**Work instructions:** Provide the number of lines where the word "icon" occurs, and no other text.

[BEGIN]

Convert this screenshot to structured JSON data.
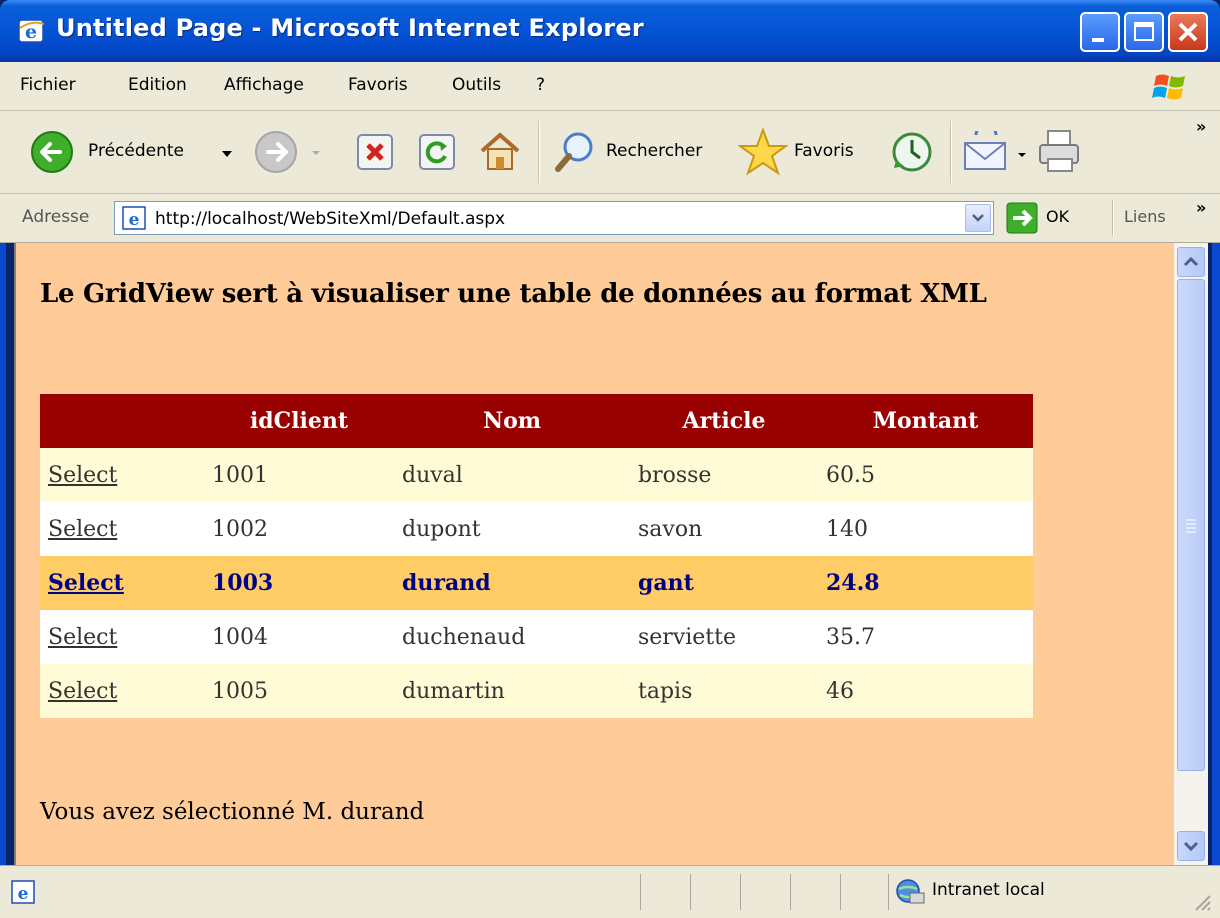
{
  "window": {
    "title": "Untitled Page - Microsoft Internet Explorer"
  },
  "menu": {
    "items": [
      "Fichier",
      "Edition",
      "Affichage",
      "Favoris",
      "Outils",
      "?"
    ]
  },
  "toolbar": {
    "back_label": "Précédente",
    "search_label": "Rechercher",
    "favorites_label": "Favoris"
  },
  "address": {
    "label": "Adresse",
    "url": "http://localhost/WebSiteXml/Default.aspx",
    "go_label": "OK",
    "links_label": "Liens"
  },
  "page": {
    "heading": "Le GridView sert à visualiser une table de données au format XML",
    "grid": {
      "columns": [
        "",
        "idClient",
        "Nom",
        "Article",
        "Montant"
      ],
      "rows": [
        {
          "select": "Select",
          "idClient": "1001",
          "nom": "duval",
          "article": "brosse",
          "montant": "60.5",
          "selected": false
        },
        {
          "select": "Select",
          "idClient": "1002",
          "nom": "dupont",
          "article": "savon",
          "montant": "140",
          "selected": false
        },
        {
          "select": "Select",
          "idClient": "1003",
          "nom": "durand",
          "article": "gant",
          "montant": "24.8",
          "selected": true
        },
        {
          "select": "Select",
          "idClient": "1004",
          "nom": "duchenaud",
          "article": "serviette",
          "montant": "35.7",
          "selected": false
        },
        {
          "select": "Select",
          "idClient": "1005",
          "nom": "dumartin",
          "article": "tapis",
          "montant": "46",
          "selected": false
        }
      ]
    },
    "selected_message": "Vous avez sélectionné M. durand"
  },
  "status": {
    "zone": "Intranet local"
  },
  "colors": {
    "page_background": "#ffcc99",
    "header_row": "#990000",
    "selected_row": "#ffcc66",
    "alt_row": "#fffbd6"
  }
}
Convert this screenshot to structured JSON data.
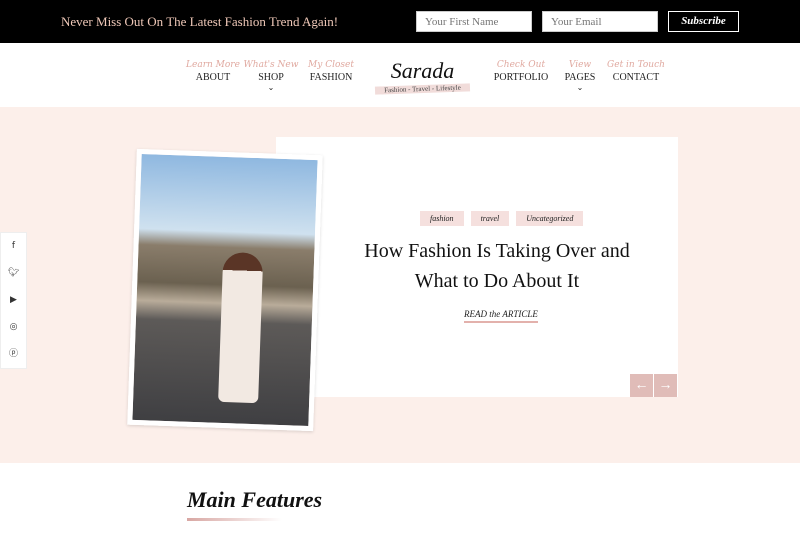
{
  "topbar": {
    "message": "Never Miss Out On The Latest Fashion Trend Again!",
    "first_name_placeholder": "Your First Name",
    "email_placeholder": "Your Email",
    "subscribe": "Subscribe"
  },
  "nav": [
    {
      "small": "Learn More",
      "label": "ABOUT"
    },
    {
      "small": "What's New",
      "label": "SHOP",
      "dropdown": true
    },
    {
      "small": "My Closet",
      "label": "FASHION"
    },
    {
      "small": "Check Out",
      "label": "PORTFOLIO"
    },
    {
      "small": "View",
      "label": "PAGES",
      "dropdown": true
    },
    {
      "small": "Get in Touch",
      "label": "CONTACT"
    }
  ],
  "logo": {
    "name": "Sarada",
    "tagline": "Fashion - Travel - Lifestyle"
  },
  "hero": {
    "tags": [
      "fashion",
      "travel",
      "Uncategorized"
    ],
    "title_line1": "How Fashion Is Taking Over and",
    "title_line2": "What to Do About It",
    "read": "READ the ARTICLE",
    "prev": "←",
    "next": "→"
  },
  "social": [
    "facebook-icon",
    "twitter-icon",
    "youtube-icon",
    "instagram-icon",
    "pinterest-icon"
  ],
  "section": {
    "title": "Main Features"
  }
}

[END]

**Right answer:** 5